→ Your task
Every entry that follows needs to be repeated exactly.

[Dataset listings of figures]
--------
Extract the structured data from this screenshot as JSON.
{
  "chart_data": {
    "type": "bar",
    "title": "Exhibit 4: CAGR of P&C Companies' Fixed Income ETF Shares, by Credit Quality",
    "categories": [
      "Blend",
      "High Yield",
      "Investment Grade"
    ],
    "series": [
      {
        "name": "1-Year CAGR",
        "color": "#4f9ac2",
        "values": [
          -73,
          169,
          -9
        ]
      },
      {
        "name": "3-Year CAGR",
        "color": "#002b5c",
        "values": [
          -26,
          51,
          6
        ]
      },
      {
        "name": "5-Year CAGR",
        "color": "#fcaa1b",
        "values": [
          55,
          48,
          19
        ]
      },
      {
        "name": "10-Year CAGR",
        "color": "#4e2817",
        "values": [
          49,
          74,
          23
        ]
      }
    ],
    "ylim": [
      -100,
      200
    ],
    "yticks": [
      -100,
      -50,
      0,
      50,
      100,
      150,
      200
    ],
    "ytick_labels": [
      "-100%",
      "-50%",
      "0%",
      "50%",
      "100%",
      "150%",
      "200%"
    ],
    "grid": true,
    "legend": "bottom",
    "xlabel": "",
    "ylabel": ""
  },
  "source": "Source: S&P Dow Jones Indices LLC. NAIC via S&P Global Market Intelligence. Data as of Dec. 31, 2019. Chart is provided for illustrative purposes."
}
--------
→ The response
Extract the structured data from this screenshot as JSON.
{
  "chart_data": {
    "type": "bar",
    "title": "Exhibit 4: CAGR of P&C Companies' Fixed Income ETF Shares, by Credit Quality",
    "categories": [
      "Blend",
      "High Yield",
      "Investment Grade"
    ],
    "series": [
      {
        "name": "1-Year CAGR",
        "color": "#4f9ac2",
        "values": [
          -73,
          169,
          -9
        ]
      },
      {
        "name": "3-Year CAGR",
        "color": "#002b5c",
        "values": [
          -26,
          51,
          6
        ]
      },
      {
        "name": "5-Year CAGR",
        "color": "#fcaa1b",
        "values": [
          55,
          48,
          19
        ]
      },
      {
        "name": "10-Year CAGR",
        "color": "#4e2817",
        "values": [
          49,
          74,
          23
        ]
      }
    ],
    "ylim": [
      -100,
      200
    ],
    "yticks": [
      -100,
      -50,
      0,
      50,
      100,
      150,
      200
    ],
    "ytick_labels": [
      "-100%",
      "-50%",
      "0%",
      "50%",
      "100%",
      "150%",
      "200%"
    ],
    "grid": true,
    "legend": "bottom",
    "xlabel": "",
    "ylabel": ""
  },
  "source": "Source: S&P Dow Jones Indices LLC. NAIC via S&P Global Market Intelligence. Data as of Dec. 31, 2019. Chart is provided for illustrative purposes."
}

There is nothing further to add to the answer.